Barueri cria ambiente que simula um lar e dá autonomia à pacientes com deficiência ou traumas

Um ambiente acolhedor com sala de estar, cozinha completa, quarto, banheiro e lavanderia. Essa descrição trata-se de um serviço especializado para pacientes que são atendidos pelo laboratório de Atividades Práticas de Vida (AVP) e Atividades de Vida Diária (AVD) do Centro Especializado em Reabilitação (CER), vinculado à Secretaria de Saúde. Eles simulam ambientes domésticos com o intuito de estimular pessoas com deficiência ou com mobilidade comprometida a resgatarem a própria autonomia.

Todo esse aparato conta com um terapeuta ocupacional que utiliza o espaço como um instrumento de intervenção terapêutico na realização de treinos de atividades diárias e práticas.

“Os pacientes são atendidos de acordo com suas potencialidades e estilo de vida. A escolha das atividades a serem treinadas é definida com base nas demandas do paciente e da família em conjunto com o terapeuta ocupacional de referência”, explica a terapeuta ocupacional Mariane Campopiano Abrahão Silva.

A área simulada é rica em detalhes e busca apresentar situações do cotidiano de forma segura para o paciente.

O ambiente que simula a cozinha, além de geladeira, fogão e pia, possui também gabinetes, gaveteiros, talheres, pratos e tábua de corte. No quarto, onde o paciente treina movimentos de deitar-se e levantar-se da cama, também encontra guarda-roupa e penteadeira. A lavanderia tem tanquinho, varal, ferro e tábua de passar roupa; na sala de jantar tem mesa e cadeiras; a de estar possui poltrona reclinável; além de banheiros com e sem adaptação.

Vida diária
No laboratório de Atividades de Vida Diária são treinadas as ações do dia a dia, como acender as bocas do fogão, de se alimentar, fazer a barba e escovar os dentes; o manuseio de chaves, abrir torneiras, entre outras práticas que são, em alguns casos, adaptadas.

“É possível adaptar uma tábua de corte para um paciente que tem limitação de movimentos em um lado do corpo (no caso de diagnóstico de acidente vascular cerebral), confeccionar engrossadores de talheres e utilizar antiderrapantes embaixo do prato para que o mesmo consiga se alimentar com segurança e precisão”, detalha Mariane.

+++

» OBJETIVO DO EXERCÍCIO: Liste todas as ações do dia a dia que, segundo o trecho selecionado, são treinadas no laboratório de Atividades de Vida Diária.

+++

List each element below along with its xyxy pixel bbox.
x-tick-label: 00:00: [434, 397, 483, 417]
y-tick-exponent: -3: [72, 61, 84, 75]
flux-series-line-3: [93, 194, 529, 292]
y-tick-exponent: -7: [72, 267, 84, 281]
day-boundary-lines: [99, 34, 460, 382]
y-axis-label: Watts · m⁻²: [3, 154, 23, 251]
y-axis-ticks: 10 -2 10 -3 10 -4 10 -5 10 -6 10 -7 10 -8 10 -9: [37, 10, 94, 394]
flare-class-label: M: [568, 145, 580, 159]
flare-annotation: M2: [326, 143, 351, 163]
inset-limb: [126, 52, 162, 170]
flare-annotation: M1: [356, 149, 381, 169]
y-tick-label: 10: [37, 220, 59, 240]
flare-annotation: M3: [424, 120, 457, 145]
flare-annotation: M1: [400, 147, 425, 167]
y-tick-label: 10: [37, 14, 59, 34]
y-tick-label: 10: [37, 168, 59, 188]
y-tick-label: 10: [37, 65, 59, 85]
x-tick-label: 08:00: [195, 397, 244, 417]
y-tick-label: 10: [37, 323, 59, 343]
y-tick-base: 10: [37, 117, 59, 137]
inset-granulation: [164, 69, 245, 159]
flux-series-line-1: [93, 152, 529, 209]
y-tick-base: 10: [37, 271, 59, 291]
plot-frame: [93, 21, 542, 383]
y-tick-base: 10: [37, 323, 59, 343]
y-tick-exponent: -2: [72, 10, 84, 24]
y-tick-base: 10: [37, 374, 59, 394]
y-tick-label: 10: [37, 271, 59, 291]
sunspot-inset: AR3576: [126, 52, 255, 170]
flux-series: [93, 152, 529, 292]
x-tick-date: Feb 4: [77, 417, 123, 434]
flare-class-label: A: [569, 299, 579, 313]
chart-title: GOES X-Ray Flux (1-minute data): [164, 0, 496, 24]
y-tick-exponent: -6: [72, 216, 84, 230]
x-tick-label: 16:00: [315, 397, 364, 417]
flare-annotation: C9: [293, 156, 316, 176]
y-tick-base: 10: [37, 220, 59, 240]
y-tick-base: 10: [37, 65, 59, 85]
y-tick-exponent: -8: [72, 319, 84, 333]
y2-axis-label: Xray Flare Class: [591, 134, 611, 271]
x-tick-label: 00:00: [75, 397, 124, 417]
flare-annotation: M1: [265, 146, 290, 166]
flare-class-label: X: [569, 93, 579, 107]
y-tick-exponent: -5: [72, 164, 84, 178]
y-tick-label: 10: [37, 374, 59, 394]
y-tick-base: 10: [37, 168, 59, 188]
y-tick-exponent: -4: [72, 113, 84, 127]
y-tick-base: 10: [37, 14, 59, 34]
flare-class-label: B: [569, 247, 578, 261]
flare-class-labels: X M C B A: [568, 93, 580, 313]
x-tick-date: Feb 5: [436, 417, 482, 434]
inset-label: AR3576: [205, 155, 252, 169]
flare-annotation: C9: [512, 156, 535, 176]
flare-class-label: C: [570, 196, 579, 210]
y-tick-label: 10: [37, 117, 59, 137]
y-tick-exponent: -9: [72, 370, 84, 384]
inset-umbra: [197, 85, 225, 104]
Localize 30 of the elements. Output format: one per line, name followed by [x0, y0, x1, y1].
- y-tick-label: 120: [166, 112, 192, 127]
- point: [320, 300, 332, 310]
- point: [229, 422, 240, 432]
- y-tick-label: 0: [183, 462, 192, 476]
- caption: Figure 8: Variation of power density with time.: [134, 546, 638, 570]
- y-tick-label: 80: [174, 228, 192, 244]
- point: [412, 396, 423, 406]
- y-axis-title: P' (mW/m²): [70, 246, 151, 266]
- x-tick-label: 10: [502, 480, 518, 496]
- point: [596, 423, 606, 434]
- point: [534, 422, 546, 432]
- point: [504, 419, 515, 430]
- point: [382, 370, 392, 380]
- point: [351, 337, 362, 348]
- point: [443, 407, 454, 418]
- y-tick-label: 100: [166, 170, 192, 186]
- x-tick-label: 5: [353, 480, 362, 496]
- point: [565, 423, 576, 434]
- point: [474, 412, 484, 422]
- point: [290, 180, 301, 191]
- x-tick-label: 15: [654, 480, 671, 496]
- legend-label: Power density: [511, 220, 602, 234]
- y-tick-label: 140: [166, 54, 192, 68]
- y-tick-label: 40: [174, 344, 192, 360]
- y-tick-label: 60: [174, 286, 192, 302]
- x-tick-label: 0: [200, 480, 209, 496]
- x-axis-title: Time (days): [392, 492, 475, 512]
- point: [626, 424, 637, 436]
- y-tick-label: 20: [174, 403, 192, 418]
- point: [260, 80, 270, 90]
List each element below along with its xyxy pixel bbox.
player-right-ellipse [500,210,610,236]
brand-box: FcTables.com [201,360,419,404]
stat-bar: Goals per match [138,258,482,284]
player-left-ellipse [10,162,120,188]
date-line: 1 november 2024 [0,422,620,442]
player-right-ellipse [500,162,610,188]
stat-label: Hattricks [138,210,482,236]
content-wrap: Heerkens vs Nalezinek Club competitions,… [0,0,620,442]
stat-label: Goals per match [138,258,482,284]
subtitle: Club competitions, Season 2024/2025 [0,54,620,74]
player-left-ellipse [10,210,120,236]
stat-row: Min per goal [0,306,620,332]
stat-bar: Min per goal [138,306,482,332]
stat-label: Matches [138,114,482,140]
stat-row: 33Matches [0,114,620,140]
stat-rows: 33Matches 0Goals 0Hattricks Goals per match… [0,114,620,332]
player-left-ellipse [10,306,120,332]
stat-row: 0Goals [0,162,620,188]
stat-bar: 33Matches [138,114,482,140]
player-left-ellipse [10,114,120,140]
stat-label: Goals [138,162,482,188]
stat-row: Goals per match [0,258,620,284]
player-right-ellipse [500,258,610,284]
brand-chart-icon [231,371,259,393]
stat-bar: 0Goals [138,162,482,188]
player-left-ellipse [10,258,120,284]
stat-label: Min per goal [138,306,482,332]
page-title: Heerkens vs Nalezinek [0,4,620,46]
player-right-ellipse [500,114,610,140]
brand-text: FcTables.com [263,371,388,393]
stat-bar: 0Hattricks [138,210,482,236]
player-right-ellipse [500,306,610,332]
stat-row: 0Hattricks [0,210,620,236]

+++

» RESULTADO:
- acender as bocas do fogão
- se alimentar
- fazer a barba
- escovar os dentes
- manusear chaves
- abrir torneiras